━━━ ТЕКСТ СТРАНИЦЫ

Характерно, что на тираж и, следовательно, реальный читательский успех все эти стратегии никакого воздействия не оказывали: в ситуации литературоцентризма, характерного для советской литературы, практически любая книга, за очень малым исключением, распродавалась легко и быстро. Существовал, конечно, «черный» книжный рынок, где Мандельштам и Булгаков ценились, без сомнения, дороже, чем Чаковский или Сурков, но этот способ оценки книги не имел обратной связи, и читательских успех в его количественном, денежном выражении (то есть рынок материальных ценностей как таковой) был практически исключен из учета ценности писательской стратегии успеха. Автор получал гонорар за книгу в кассе издательства или журнала, и этот гонорар зависел не от читательской популярности книги, а от его, автора, положения в официальной иерархии.
С этим приходилось считаться всем игрокам на поле официальной советской литературы, в том числе, «либералам» и «деревенщикам». С точки зрения «секретарской» литературы, и та, и другая апелляции существенно ограничивали возможность самого полновесного советского успеха (с занятием соответствующих должностей в номенклатуре Союза писателей и правом выпустить прижизненный многотомник), так как апелляция к групповым ценностям (весьма умеренного советского либерализма или столь же умеренного русского национализма), шла, естественно, за счет частичного отказа от советской идеологии, по крайней мере, в ее наиболее одиозном преломлении. Однако недостаток официозного «секретарского» успеха вполне компенсировали символические, но, безусловно, важные групповые ценности, в рамках которых писатель, в соответствии с групповой иерархией, интерпретировался как «писатель земли русской», «пророк», «защитник народных интересов» или «сторонник современных гуманистических взглядов», «настоящий демократ» и т.д. То, что, начиная с «хрущевской оттепели», сделавшей возможной саму групповую идентификацию внутри официальной советской литературы, число сторонников «либералов» («западников») и «деревенщиков» (славянофилов, «патриотов») росло, косвенным образом свидетельствовало о постепенном оскудевании символических возможностей официальной советской литературы.

━━━━━━
━━━ ИСХОДНЫЕ ДАННЫЕ

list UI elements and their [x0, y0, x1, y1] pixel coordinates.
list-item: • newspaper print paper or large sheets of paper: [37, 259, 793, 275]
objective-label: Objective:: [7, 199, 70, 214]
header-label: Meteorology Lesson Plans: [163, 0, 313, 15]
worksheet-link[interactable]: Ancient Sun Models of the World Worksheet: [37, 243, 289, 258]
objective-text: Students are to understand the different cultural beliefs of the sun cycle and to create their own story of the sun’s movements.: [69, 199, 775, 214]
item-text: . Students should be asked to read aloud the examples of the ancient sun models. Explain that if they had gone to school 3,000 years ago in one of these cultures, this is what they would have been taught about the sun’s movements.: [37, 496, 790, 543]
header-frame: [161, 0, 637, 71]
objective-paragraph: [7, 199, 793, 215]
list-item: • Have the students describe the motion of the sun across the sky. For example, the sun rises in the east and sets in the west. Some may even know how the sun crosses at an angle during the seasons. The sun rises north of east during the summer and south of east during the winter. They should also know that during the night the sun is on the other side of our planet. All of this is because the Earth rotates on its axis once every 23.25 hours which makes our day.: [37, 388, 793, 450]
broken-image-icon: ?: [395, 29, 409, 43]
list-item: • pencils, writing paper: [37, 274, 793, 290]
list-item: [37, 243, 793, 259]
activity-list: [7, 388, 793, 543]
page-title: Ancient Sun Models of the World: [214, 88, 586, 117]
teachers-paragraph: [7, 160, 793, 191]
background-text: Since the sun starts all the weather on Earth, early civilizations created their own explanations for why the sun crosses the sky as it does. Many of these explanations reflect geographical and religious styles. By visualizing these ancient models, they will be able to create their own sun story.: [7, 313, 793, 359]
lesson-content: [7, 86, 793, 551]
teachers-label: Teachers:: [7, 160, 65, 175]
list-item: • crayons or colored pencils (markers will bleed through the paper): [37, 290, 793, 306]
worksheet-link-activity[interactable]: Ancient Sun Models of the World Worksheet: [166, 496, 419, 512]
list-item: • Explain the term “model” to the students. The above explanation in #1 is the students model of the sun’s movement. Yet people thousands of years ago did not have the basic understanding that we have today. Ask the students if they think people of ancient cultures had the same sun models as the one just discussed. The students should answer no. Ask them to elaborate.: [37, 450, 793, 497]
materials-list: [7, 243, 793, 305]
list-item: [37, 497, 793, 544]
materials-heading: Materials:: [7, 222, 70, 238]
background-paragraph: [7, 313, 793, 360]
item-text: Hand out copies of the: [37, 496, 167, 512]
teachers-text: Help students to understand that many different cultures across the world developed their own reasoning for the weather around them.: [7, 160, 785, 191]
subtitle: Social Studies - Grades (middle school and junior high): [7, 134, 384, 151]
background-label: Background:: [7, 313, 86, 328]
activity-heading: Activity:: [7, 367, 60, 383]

━━━━━━

- [ЦЕЛЬ ЗАДАНИЯ]: Напишите продолжение текста о стратегиях успеха в советской литературе, начав сразу после его последнего предложения.

- [ПИСЬМЕННЫЙ ОТВЕТ]:
Имеет смысл остановиться на двух принципиальных последствиях падения символической ценности советской литературы. Первое — появление таких куда более радикальных способов дистанцирования от советского социального пространства как эмиграция и андеграунд. Второе — темпоральное вытеснение советских институций в обеспечении легитимации литературной стратегии институциями, находящими за границами СССР, прежде всего западными средствами массовой информации, университетами, фондами и так далее Западной Европы и Америки. Уже громкий скандал с присуждением Нобелевской прими Пастернаку, а затем дело Синявского и Даниэля, которые, оставаясь членами Союза советских писателей, публиковали свои произведения под псевдонимами в Европе, что поставило их в центр внимания мировых средств массовой информации, обнаружили, что, помимо советской легитимации, существует другая и использующая принципиально иные критерии оценки.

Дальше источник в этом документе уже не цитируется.